▶ **WORK TO DO**
Your task is to repeat all of the material exactly.

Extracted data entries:

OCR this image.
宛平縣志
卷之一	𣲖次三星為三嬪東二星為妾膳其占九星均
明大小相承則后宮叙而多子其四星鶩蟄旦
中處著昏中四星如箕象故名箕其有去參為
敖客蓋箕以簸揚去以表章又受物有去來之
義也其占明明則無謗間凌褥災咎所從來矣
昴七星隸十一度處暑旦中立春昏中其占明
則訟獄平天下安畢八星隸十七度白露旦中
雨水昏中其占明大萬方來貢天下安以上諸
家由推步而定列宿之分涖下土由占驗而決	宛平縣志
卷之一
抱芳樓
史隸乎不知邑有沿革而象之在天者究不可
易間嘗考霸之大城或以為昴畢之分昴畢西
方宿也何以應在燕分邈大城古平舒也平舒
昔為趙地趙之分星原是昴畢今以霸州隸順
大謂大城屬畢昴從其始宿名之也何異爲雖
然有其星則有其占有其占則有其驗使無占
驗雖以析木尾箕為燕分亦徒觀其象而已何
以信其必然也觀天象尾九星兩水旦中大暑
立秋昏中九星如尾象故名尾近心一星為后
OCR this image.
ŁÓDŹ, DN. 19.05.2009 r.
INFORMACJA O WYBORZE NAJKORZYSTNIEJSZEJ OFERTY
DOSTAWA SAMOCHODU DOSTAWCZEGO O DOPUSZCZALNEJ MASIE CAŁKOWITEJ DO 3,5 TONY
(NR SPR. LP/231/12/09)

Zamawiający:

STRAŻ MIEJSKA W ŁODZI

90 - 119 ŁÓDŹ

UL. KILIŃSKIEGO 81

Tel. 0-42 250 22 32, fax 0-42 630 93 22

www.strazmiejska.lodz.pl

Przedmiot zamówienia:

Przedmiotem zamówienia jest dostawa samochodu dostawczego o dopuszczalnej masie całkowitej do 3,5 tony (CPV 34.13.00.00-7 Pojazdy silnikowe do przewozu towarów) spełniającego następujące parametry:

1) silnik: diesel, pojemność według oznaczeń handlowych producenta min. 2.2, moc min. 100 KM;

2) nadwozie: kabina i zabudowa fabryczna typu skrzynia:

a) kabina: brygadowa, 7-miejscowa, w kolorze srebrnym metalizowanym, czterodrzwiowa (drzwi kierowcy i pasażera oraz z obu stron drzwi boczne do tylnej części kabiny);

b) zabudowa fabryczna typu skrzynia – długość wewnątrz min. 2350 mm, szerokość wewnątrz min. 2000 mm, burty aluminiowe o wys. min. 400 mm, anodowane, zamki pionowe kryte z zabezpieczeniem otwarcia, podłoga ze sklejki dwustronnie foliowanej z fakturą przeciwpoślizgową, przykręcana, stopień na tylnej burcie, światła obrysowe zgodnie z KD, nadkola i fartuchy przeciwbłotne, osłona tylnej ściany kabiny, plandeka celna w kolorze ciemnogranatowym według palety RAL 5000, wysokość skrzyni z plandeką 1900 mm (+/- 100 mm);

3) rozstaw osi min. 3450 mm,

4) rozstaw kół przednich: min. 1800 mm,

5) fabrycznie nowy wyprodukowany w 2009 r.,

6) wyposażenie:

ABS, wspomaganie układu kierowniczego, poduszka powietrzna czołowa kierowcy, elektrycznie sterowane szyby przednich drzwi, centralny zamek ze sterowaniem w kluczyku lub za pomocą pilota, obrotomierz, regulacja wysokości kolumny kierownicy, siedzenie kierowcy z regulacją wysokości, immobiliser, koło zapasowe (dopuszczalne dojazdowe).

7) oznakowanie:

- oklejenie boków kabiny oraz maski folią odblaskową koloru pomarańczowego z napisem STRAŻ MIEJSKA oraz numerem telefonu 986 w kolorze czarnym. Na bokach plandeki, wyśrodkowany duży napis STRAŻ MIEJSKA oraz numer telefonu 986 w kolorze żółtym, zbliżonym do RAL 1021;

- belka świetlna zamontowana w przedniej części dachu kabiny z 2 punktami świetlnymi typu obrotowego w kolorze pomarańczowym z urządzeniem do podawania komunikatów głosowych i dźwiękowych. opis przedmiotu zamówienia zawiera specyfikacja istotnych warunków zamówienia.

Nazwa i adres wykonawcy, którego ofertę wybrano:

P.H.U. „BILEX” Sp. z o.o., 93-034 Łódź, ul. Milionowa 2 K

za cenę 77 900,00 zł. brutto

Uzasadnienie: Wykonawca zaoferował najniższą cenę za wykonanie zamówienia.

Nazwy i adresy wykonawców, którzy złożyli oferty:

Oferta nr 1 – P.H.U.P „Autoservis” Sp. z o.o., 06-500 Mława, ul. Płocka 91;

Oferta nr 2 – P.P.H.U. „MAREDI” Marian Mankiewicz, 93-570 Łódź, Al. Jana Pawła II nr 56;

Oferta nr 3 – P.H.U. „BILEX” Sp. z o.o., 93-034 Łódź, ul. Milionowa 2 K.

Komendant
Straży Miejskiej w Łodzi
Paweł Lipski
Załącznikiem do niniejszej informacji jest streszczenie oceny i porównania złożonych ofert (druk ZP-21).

▶ **SOLUTION FOR THIS EXERCISE**
OCR this image.
宛平縣志
卷之一	𣲖次三星為三嬪東二星為妾膳其占九星均
明大小相承則后宮叙而多子其四星鶩蟄旦
中處著昏中四星如箕象故名箕其有去參為
敖客蓋箕以簸揚去以表章又受物有去來之
義也其占明明則無謗間凌褥災咎所從來矣
昴七星隸十一度處暑旦中立春昏中其占明
則訟獄平天下安畢八星隸十七度白露旦中
雨水昏中其占明大萬方來貢天下安以上諸
家由推步而定列宿之分涖下土由占驗而決	宛平縣志
卷之一
抱芳樓
史隸乎不知邑有沿革而象之在天者究不可
易間嘗考霸之大城或以為昴畢之分昴畢西
方宿也何以應在燕分邈大城古平舒也平舒
昔為趙地趙之分星原是昴畢今以霸州隸順
大謂大城屬畢昴從其始宿名之也何異爲雖
然有其星則有其占有其占則有其驗使無占
驗雖以析木尾箕為燕分亦徒觀其象而已何
以信其必然也觀天象尾九星兩水旦中大暑
立秋昏中九星如尾象故名尾近心一星為后
OCR this image.
ŁÓDŹ, DN. 19.05.2009 r.
INFORMACJA O WYBORZE NAJKORZYSTNIEJSZEJ OFERTY
DOSTAWA SAMOCHODU DOSTAWCZEGO O DOPUSZCZALNEJ MASIE CAŁKOWITEJ DO 3,5 TONY
(NR SPR. LP/231/12/09)

Zamawiający:

STRAŻ MIEJSKA W ŁODZI

90 - 119 ŁÓDŹ

UL. KILIŃSKIEGO 81

Tel. 0-42 250 22 32, fax 0-42 630 93 22

www.strazmiejska.lodz.pl

Przedmiot zamówienia:

Przedmiotem zamówienia jest dostawa samochodu dostawczego o dopuszczalnej masie całkowitej do 3,5 tony (CPV 34.13.00.00-7 Pojazdy silnikowe do przewozu towarów) spełniającego następujące parametry:

1) silnik: diesel, pojemność według oznaczeń handlowych producenta min. 2.2, moc min. 100 KM;

2) nadwozie: kabina i zabudowa fabryczna typu skrzynia:

a) kabina: brygadowa, 7-miejscowa, w kolorze srebrnym metalizowanym, czterodrzwiowa (drzwi kierowcy i pasażera oraz z obu stron drzwi boczne do tylnej części kabiny);

b) zabudowa fabryczna typu skrzynia – długość wewnątrz min. 2350 mm, szerokość wewnątrz min. 2000 mm, burty aluminiowe o wys. min. 400 mm, anodowane, zamki pionowe kryte z zabezpieczeniem otwarcia, podłoga ze sklejki dwustronnie foliowanej z fakturą przeciwpoślizgową, przykręcana, stopień na tylnej burcie, światła obrysowe zgodnie z KD, nadkola i fartuchy przeciwbłotne, osłona tylnej ściany kabiny, plandeka celna w kolorze ciemnogranatowym według palety RAL 5000, wysokość skrzyni z plandeką 1900 mm (+/- 100 mm);

3) rozstaw osi min. 3450 mm,

4) rozstaw kół przednich: min. 1800 mm,

5) fabrycznie nowy wyprodukowany w 2009 r.,

6) wyposażenie:

ABS, wspomaganie układu kierowniczego, poduszka powietrzna czołowa kierowcy, elektrycznie sterowane szyby przednich drzwi, centralny zamek ze sterowaniem w kluczyku lub za pomocą pilota, obrotomierz, regulacja wysokości kolumny kierownicy, siedzenie kierowcy z regulacją wysokości, immobiliser, koło zapasowe (dopuszczalne dojazdowe).

7) oznakowanie:

- oklejenie boków kabiny oraz maski folią odblaskową koloru pomarańczowego z napisem STRAŻ MIEJSKA oraz numerem telefonu 986 w kolorze czarnym. Na bokach plandeki, wyśrodkowany duży napis STRAŻ MIEJSKA oraz numer telefonu 986 w kolorze żółtym, zbliżonym do RAL 1021;

- belka świetlna zamontowana w przedniej części dachu kabiny z 2 punktami świetlnymi typu obrotowego w kolorze pomarańczowym z urządzeniem do podawania komunikatów głosowych i dźwiękowych. opis przedmiotu zamówienia zawiera specyfikacja istotnych warunków zamówienia.

Nazwa i adres wykonawcy, którego ofertę wybrano:

P.H.U. „BILEX” Sp. z o.o., 93-034 Łódź, ul. Milionowa 2 K

za cenę 77 900,00 zł. brutto

Uzasadnienie: Wykonawca zaoferował najniższą cenę za wykonanie zamówienia.

Nazwy i adresy wykonawców, którzy złożyli oferty:

Oferta nr 1 – P.H.U.P „Autoservis” Sp. z o.o., 06-500 Mława, ul. Płocka 91;

Oferta nr 2 – P.P.H.U. „MAREDI” Marian Mankiewicz, 93-570 Łódź, Al. Jana Pawła II nr 56;

Oferta nr 3 – P.H.U. „BILEX” Sp. z o.o., 93-034 Łódź, ul. Milionowa 2 K.

Komendant
Straży Miejskiej w Łodzi
Paweł Lipski
Załącznikiem do niniejszej informacji jest streszczenie oceny i porównania złożonych ofert (druk ZP-21).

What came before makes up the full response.